Word for word, restate every line of the material.

• GIVEN RECORDS:
================

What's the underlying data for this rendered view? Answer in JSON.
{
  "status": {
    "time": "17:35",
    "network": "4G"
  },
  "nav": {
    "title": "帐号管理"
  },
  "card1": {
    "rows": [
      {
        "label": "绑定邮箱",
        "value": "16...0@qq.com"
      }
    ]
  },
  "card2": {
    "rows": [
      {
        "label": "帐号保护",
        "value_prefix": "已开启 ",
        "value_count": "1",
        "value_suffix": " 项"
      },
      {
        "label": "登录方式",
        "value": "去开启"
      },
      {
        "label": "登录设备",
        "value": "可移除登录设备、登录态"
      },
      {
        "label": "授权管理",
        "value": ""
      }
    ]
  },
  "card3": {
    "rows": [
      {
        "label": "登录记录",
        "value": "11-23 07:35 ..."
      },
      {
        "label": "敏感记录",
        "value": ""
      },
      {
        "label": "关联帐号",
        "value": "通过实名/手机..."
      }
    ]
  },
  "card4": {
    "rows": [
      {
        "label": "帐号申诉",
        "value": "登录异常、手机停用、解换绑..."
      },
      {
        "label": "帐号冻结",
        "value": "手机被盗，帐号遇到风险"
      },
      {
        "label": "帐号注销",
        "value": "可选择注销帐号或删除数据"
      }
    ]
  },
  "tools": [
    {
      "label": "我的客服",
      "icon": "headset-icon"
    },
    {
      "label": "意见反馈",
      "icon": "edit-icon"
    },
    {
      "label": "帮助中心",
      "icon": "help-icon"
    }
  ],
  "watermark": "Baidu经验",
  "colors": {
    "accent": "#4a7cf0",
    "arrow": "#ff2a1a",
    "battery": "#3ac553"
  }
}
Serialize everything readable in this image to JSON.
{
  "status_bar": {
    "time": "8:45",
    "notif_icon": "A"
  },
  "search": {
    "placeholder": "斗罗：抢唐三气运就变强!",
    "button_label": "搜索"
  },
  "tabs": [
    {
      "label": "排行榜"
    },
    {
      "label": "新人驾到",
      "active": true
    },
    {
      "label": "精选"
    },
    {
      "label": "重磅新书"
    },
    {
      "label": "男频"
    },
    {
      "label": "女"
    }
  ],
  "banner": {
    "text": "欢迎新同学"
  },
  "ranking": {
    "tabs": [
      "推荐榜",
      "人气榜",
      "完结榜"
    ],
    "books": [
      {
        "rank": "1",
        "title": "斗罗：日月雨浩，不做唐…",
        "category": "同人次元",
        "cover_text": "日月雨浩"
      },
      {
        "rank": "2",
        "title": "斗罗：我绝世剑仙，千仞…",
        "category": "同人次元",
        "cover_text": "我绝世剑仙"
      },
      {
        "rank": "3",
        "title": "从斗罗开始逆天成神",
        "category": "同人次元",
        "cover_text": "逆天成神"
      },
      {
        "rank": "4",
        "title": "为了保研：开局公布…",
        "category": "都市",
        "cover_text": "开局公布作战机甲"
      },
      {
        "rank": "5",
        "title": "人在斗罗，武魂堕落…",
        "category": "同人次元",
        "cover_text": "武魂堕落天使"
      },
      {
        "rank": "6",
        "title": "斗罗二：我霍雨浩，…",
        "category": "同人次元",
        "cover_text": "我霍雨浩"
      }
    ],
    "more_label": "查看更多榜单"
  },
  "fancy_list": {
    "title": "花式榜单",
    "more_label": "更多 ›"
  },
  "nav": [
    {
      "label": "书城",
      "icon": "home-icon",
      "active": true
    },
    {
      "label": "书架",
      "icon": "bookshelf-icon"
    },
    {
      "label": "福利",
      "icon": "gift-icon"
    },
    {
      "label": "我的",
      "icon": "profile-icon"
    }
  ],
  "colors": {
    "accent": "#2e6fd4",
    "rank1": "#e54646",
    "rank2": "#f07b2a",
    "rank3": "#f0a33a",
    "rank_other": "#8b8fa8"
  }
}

================

• COMPLETED EXERCISE:
What's the underlying data for this rendered view? Answer in JSON.
{
  "status": {
    "time": "17:35",
    "network": "4G"
  },
  "nav": {
    "title": "帐号管理"
  },
  "card1": {
    "rows": [
      {
        "label": "绑定邮箱",
        "value": "16...0@qq.com"
      }
    ]
  },
  "card2": {
    "rows": [
      {
        "label": "帐号保护",
        "value_prefix": "已开启 ",
        "value_count": "1",
        "value_suffix": " 项"
      },
      {
        "label": "登录方式",
        "value": "去开启"
      },
      {
        "label": "登录设备",
        "value": "可移除登录设备、登录态"
      },
      {
        "label": "授权管理",
        "value": ""
      }
    ]
  },
  "card3": {
    "rows": [
      {
        "label": "登录记录",
        "value": "11-23 07:35 ..."
      },
      {
        "label": "敏感记录",
        "value": ""
      },
      {
        "label": "关联帐号",
        "value": "通过实名/手机..."
      }
    ]
  },
  "card4": {
    "rows": [
      {
        "label": "帐号申诉",
        "value": "登录异常、手机停用、解换绑..."
      },
      {
        "label": "帐号冻结",
        "value": "手机被盗，帐号遇到风险"
      },
      {
        "label": "帐号注销",
        "value": "可选择注销帐号或删除数据"
      }
    ]
  },
  "tools": [
    {
      "label": "我的客服",
      "icon": "headset-icon"
    },
    {
      "label": "意见反馈",
      "icon": "edit-icon"
    },
    {
      "label": "帮助中心",
      "icon": "help-icon"
    }
  ],
  "watermark": "Baidu经验",
  "colors": {
    "accent": "#4a7cf0",
    "arrow": "#ff2a1a",
    "battery": "#3ac553"
  }
}
Serialize everything readable in this image to JSON.
{
  "status_bar": {
    "time": "8:45",
    "notif_icon": "A"
  },
  "search": {
    "placeholder": "斗罗：抢唐三气运就变强!",
    "button_label": "搜索"
  },
  "tabs": [
    {
      "label": "排行榜"
    },
    {
      "label": "新人驾到",
      "active": true
    },
    {
      "label": "精选"
    },
    {
      "label": "重磅新书"
    },
    {
      "label": "男频"
    },
    {
      "label": "女"
    }
  ],
  "banner": {
    "text": "欢迎新同学"
  },
  "ranking": {
    "tabs": [
      "推荐榜",
      "人气榜",
      "完结榜"
    ],
    "books": [
      {
        "rank": "1",
        "title": "斗罗：日月雨浩，不做唐…",
        "category": "同人次元",
        "cover_text": "日月雨浩"
      },
      {
        "rank": "2",
        "title": "斗罗：我绝世剑仙，千仞…",
        "category": "同人次元",
        "cover_text": "我绝世剑仙"
      },
      {
        "rank": "3",
        "title": "从斗罗开始逆天成神",
        "category": "同人次元",
        "cover_text": "逆天成神"
      },
      {
        "rank": "4",
        "title": "为了保研：开局公布…",
        "category": "都市",
        "cover_text": "开局公布作战机甲"
      },
      {
        "rank": "5",
        "title": "人在斗罗，武魂堕落…",
        "category": "同人次元",
        "cover_text": "武魂堕落天使"
      },
      {
        "rank": "6",
        "title": "斗罗二：我霍雨浩，…",
        "category": "同人次元",
        "cover_text": "我霍雨浩"
      }
    ],
    "more_label": "查看更多榜单"
  },
  "fancy_list": {
    "title": "花式榜单",
    "more_label": "更多 ›"
  },
  "nav": [
    {
      "label": "书城",
      "icon": "home-icon",
      "active": true
    },
    {
      "label": "书架",
      "icon": "bookshelf-icon"
    },
    {
      "label": "福利",
      "icon": "gift-icon"
    },
    {
      "label": "我的",
      "icon": "profile-icon"
    }
  ],
  "colors": {
    "accent": "#2e6fd4",
    "rank1": "#e54646",
    "rank2": "#f07b2a",
    "rank3": "#f0a33a",
    "rank_other": "#8b8fa8"
  }
}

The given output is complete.